DATASET ->
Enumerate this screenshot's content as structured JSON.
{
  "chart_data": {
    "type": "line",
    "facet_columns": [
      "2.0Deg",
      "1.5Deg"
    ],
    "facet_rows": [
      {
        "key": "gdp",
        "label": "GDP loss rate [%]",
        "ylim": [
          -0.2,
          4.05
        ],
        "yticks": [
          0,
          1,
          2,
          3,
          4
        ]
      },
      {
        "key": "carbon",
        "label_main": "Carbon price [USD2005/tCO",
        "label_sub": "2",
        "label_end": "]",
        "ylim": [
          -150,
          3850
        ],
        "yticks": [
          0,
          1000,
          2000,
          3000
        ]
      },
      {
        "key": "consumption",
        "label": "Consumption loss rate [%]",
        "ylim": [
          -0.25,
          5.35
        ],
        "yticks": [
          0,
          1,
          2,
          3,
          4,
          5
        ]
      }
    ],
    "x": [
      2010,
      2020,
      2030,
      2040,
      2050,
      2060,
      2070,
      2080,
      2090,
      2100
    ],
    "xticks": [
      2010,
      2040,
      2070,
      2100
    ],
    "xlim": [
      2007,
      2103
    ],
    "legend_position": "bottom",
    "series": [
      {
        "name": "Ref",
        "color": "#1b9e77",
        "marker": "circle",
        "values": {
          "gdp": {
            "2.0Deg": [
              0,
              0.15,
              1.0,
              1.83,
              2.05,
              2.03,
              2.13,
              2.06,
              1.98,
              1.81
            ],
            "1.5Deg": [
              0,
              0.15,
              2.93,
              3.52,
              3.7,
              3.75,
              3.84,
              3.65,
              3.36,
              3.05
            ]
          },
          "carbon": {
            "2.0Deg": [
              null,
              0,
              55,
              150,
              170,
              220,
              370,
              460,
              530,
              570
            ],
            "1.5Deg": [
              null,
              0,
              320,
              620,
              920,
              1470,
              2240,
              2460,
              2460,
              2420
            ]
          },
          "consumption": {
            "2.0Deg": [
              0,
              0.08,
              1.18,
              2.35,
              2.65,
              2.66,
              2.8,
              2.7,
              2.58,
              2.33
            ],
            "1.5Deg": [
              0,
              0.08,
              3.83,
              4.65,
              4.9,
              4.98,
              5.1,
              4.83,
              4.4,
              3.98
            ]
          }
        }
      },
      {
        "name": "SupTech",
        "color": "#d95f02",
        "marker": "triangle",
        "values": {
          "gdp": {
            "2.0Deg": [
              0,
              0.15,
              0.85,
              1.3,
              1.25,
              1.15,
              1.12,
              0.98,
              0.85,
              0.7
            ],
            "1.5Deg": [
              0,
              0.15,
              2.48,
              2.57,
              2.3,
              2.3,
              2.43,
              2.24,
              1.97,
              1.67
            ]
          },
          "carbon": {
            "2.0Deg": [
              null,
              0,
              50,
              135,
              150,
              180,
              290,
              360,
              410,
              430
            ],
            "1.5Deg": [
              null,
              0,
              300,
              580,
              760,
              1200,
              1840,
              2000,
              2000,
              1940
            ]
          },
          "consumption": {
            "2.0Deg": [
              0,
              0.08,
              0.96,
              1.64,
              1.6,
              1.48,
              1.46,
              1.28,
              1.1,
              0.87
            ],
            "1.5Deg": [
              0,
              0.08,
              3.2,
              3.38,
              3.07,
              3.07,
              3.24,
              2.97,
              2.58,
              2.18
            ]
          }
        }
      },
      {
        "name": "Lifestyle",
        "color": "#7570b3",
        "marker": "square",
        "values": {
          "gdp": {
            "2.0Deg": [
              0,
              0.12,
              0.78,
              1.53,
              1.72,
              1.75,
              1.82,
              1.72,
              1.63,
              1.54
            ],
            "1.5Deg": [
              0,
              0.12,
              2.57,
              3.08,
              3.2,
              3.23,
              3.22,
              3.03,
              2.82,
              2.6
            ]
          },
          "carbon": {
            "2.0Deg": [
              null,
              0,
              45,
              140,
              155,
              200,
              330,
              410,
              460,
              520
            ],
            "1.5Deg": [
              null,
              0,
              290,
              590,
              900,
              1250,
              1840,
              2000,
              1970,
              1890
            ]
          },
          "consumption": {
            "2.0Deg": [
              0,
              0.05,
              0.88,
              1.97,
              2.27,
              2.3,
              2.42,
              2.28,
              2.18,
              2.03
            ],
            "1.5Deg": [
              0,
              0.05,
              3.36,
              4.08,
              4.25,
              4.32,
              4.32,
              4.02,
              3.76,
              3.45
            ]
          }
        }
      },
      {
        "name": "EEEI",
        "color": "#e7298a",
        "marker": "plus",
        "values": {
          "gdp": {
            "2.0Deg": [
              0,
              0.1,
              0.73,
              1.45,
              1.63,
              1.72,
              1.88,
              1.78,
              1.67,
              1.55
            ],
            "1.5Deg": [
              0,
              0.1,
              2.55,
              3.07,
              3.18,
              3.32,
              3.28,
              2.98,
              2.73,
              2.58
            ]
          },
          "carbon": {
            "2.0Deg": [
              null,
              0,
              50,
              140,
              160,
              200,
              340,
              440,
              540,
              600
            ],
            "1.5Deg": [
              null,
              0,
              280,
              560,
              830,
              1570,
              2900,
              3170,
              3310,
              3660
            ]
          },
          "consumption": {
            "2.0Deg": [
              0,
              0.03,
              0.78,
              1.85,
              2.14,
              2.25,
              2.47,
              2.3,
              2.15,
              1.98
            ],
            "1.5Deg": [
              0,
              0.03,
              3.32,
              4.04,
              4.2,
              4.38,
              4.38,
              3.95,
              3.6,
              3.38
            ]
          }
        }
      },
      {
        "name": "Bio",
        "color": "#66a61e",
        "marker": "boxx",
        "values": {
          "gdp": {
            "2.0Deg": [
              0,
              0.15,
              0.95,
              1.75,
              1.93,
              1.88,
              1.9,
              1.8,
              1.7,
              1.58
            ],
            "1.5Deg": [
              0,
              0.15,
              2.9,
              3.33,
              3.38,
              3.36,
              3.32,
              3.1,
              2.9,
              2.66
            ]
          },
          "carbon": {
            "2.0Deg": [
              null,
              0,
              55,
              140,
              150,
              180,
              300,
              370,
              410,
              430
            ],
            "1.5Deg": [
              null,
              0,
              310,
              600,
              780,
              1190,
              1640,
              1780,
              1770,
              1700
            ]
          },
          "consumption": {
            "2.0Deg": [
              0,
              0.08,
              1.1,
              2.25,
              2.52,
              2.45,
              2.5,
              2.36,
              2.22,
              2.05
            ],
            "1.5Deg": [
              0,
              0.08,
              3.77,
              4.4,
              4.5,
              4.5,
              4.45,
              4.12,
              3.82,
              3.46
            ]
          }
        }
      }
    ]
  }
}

TASK DESCRIPTION ->
Copy out each record exactly as given, omitting none.

RESULT OF THE EXERCISE ->
Enumerate this screenshot's content as structured JSON.
{
  "chart_data": {
    "type": "line",
    "facet_columns": [
      "2.0Deg",
      "1.5Deg"
    ],
    "facet_rows": [
      {
        "key": "gdp",
        "label": "GDP loss rate [%]",
        "ylim": [
          -0.2,
          4.05
        ],
        "yticks": [
          0,
          1,
          2,
          3,
          4
        ]
      },
      {
        "key": "carbon",
        "label_main": "Carbon price [USD2005/tCO",
        "label_sub": "2",
        "label_end": "]",
        "ylim": [
          -150,
          3850
        ],
        "yticks": [
          0,
          1000,
          2000,
          3000
        ]
      },
      {
        "key": "consumption",
        "label": "Consumption loss rate [%]",
        "ylim": [
          -0.25,
          5.35
        ],
        "yticks": [
          0,
          1,
          2,
          3,
          4,
          5
        ]
      }
    ],
    "x": [
      2010,
      2020,
      2030,
      2040,
      2050,
      2060,
      2070,
      2080,
      2090,
      2100
    ],
    "xticks": [
      2010,
      2040,
      2070,
      2100
    ],
    "xlim": [
      2007,
      2103
    ],
    "legend_position": "bottom",
    "series": [
      {
        "name": "Ref",
        "color": "#1b9e77",
        "marker": "circle",
        "values": {
          "gdp": {
            "2.0Deg": [
              0,
              0.15,
              1.0,
              1.83,
              2.05,
              2.03,
              2.13,
              2.06,
              1.98,
              1.81
            ],
            "1.5Deg": [
              0,
              0.15,
              2.93,
              3.52,
              3.7,
              3.75,
              3.84,
              3.65,
              3.36,
              3.05
            ]
          },
          "carbon": {
            "2.0Deg": [
              null,
              0,
              55,
              150,
              170,
              220,
              370,
              460,
              530,
              570
            ],
            "1.5Deg": [
              null,
              0,
              320,
              620,
              920,
              1470,
              2240,
              2460,
              2460,
              2420
            ]
          },
          "consumption": {
            "2.0Deg": [
              0,
              0.08,
              1.18,
              2.35,
              2.65,
              2.66,
              2.8,
              2.7,
              2.58,
              2.33
            ],
            "1.5Deg": [
              0,
              0.08,
              3.83,
              4.65,
              4.9,
              4.98,
              5.1,
              4.83,
              4.4,
              3.98
            ]
          }
        }
      },
      {
        "name": "SupTech",
        "color": "#d95f02",
        "marker": "triangle",
        "values": {
          "gdp": {
            "2.0Deg": [
              0,
              0.15,
              0.85,
              1.3,
              1.25,
              1.15,
              1.12,
              0.98,
              0.85,
              0.7
            ],
            "1.5Deg": [
              0,
              0.15,
              2.48,
              2.57,
              2.3,
              2.3,
              2.43,
              2.24,
              1.97,
              1.67
            ]
          },
          "carbon": {
            "2.0Deg": [
              null,
              0,
              50,
              135,
              150,
              180,
              290,
              360,
              410,
              430
            ],
            "1.5Deg": [
              null,
              0,
              300,
              580,
              760,
              1200,
              1840,
              2000,
              2000,
              1940
            ]
          },
          "consumption": {
            "2.0Deg": [
              0,
              0.08,
              0.96,
              1.64,
              1.6,
              1.48,
              1.46,
              1.28,
              1.1,
              0.87
            ],
            "1.5Deg": [
              0,
              0.08,
              3.2,
              3.38,
              3.07,
              3.07,
              3.24,
              2.97,
              2.58,
              2.18
            ]
          }
        }
      },
      {
        "name": "Lifestyle",
        "color": "#7570b3",
        "marker": "square",
        "values": {
          "gdp": {
            "2.0Deg": [
              0,
              0.12,
              0.78,
              1.53,
              1.72,
              1.75,
              1.82,
              1.72,
              1.63,
              1.54
            ],
            "1.5Deg": [
              0,
              0.12,
              2.57,
              3.08,
              3.2,
              3.23,
              3.22,
              3.03,
              2.82,
              2.6
            ]
          },
          "carbon": {
            "2.0Deg": [
              null,
              0,
              45,
              140,
              155,
              200,
              330,
              410,
              460,
              520
            ],
            "1.5Deg": [
              null,
              0,
              290,
              590,
              900,
              1250,
              1840,
              2000,
              1970,
              1890
            ]
          },
          "consumption": {
            "2.0Deg": [
              0,
              0.05,
              0.88,
              1.97,
              2.27,
              2.3,
              2.42,
              2.28,
              2.18,
              2.03
            ],
            "1.5Deg": [
              0,
              0.05,
              3.36,
              4.08,
              4.25,
              4.32,
              4.32,
              4.02,
              3.76,
              3.45
            ]
          }
        }
      },
      {
        "name": "EEEI",
        "color": "#e7298a",
        "marker": "plus",
        "values": {
          "gdp": {
            "2.0Deg": [
              0,
              0.1,
              0.73,
              1.45,
              1.63,
              1.72,
              1.88,
              1.78,
              1.67,
              1.55
            ],
            "1.5Deg": [
              0,
              0.1,
              2.55,
              3.07,
              3.18,
              3.32,
              3.28,
              2.98,
              2.73,
              2.58
            ]
          },
          "carbon": {
            "2.0Deg": [
              null,
              0,
              50,
              140,
              160,
              200,
              340,
              440,
              540,
              600
            ],
            "1.5Deg": [
              null,
              0,
              280,
              560,
              830,
              1570,
              2900,
              3170,
              3310,
              3660
            ]
          },
          "consumption": {
            "2.0Deg": [
              0,
              0.03,
              0.78,
              1.85,
              2.14,
              2.25,
              2.47,
              2.3,
              2.15,
              1.98
            ],
            "1.5Deg": [
              0,
              0.03,
              3.32,
              4.04,
              4.2,
              4.38,
              4.38,
              3.95,
              3.6,
              3.38
            ]
          }
        }
      },
      {
        "name": "Bio",
        "color": "#66a61e",
        "marker": "boxx",
        "values": {
          "gdp": {
            "2.0Deg": [
              0,
              0.15,
              0.95,
              1.75,
              1.93,
              1.88,
              1.9,
              1.8,
              1.7,
              1.58
            ],
            "1.5Deg": [
              0,
              0.15,
              2.9,
              3.33,
              3.38,
              3.36,
              3.32,
              3.1,
              2.9,
              2.66
            ]
          },
          "carbon": {
            "2.0Deg": [
              null,
              0,
              55,
              140,
              150,
              180,
              300,
              370,
              410,
              430
            ],
            "1.5Deg": [
              null,
              0,
              310,
              600,
              780,
              1190,
              1640,
              1780,
              1770,
              1700
            ]
          },
          "consumption": {
            "2.0Deg": [
              0,
              0.08,
              1.1,
              2.25,
              2.52,
              2.45,
              2.5,
              2.36,
              2.22,
              2.05
            ],
            "1.5Deg": [
              0,
              0.08,
              3.77,
              4.4,
              4.5,
              4.5,
              4.45,
              4.12,
              3.82,
              3.46
            ]
          }
        }
      }
    ]
  }
}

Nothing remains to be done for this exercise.